» What you should do
Copy out all lines where "autos" appears.

» Entries taken from a collection
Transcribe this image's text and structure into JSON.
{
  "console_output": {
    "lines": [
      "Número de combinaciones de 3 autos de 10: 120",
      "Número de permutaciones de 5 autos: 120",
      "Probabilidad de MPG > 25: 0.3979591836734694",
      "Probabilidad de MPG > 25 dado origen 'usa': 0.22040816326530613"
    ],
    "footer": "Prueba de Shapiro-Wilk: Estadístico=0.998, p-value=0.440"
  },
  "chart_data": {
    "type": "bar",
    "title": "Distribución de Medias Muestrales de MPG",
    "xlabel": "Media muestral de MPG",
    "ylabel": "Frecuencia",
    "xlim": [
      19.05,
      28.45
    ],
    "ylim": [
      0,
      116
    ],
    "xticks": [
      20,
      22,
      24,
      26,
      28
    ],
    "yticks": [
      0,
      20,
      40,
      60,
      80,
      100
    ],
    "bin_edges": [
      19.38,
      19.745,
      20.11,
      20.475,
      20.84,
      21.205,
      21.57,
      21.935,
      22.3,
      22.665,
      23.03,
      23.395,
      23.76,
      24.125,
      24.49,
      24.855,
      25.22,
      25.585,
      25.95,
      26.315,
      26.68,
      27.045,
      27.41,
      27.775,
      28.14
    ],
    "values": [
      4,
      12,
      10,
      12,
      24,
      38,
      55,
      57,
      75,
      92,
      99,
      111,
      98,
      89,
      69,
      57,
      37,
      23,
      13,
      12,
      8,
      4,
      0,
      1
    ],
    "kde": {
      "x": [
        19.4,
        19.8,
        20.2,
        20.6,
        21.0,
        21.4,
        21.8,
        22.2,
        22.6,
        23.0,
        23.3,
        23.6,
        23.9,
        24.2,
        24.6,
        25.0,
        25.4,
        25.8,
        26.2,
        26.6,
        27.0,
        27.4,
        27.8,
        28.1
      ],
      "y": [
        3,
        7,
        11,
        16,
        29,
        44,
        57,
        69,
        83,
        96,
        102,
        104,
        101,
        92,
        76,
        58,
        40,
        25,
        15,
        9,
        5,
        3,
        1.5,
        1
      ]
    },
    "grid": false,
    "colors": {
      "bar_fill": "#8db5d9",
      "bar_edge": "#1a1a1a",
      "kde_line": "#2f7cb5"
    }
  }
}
==
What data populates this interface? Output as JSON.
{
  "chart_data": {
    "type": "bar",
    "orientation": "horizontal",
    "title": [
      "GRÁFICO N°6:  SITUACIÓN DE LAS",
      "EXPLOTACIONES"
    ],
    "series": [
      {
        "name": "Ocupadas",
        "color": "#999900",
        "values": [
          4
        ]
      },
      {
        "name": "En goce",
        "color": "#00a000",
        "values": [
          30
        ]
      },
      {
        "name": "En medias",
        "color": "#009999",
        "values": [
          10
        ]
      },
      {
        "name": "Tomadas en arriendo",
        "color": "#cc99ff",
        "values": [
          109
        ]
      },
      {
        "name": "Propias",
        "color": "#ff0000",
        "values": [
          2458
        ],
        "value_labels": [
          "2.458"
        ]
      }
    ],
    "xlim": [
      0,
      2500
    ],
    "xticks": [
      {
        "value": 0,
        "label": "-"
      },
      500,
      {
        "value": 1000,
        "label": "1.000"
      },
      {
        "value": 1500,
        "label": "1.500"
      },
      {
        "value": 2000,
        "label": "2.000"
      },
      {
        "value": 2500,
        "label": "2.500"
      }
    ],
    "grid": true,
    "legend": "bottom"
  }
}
--
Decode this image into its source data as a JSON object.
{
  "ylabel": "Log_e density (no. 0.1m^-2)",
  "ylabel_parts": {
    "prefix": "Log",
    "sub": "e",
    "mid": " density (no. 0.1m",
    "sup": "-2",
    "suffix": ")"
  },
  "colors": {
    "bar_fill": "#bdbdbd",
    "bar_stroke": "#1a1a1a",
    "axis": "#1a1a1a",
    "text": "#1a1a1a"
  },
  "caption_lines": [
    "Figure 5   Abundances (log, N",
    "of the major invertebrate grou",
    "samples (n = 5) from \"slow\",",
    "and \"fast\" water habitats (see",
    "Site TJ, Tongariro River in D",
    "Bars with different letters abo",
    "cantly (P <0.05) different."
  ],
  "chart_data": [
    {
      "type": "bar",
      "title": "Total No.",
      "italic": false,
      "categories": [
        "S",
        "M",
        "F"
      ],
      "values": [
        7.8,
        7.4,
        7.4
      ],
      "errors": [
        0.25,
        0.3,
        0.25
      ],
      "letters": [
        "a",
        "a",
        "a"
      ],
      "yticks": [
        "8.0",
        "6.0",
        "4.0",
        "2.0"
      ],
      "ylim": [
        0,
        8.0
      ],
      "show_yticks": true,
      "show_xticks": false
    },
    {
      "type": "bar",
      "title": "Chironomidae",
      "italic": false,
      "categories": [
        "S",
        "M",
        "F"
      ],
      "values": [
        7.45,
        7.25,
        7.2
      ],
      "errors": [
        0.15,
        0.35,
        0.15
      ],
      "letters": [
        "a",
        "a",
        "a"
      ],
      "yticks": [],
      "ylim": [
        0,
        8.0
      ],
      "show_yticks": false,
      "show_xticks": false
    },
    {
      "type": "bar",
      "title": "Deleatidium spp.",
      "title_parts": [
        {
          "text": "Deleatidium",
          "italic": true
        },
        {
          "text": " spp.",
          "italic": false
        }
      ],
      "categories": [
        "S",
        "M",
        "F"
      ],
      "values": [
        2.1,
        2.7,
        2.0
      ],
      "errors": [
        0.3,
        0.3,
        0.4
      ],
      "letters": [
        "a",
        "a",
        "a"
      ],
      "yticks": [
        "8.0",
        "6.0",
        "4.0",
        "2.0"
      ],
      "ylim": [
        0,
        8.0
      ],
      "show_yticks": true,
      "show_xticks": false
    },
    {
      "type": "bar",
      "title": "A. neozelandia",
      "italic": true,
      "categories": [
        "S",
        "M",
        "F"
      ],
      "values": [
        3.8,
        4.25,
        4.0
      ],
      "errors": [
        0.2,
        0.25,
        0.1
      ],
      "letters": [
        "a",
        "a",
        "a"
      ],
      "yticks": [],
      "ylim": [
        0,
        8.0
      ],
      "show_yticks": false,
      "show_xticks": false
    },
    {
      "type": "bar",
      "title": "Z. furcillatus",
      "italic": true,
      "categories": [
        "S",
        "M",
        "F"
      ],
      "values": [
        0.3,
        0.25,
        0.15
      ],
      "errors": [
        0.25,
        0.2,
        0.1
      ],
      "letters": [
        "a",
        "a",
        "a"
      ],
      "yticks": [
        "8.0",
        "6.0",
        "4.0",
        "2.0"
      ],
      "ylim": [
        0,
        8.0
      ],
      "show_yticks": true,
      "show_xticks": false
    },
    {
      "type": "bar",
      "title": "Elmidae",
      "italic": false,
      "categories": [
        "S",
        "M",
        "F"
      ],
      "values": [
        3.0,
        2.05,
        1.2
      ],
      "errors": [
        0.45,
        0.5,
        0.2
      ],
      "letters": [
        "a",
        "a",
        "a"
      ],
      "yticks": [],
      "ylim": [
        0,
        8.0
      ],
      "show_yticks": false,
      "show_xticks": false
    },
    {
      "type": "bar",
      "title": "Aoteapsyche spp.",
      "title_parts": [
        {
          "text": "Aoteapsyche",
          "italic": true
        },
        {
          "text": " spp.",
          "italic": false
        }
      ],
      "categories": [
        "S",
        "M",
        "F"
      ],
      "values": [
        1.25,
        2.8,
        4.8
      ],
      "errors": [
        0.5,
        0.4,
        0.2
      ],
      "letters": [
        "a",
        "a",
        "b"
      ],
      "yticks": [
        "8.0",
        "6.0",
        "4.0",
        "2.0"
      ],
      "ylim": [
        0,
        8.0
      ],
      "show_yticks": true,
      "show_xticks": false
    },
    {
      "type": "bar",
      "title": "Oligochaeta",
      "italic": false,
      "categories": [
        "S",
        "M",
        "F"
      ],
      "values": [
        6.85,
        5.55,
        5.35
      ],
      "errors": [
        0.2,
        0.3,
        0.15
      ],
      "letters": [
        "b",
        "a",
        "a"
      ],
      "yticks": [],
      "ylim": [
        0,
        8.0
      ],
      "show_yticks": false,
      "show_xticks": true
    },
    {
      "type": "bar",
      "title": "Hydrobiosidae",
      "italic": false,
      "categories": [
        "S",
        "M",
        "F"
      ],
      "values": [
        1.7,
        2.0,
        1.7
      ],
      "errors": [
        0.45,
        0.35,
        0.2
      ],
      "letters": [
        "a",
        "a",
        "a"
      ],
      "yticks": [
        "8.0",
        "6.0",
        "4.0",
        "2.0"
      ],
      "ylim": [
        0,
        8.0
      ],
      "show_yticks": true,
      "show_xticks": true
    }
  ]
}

» Result
      "Número de combinaciones de 3 autos de 10: 120",
      "Número de permutaciones de 5 autos: 120",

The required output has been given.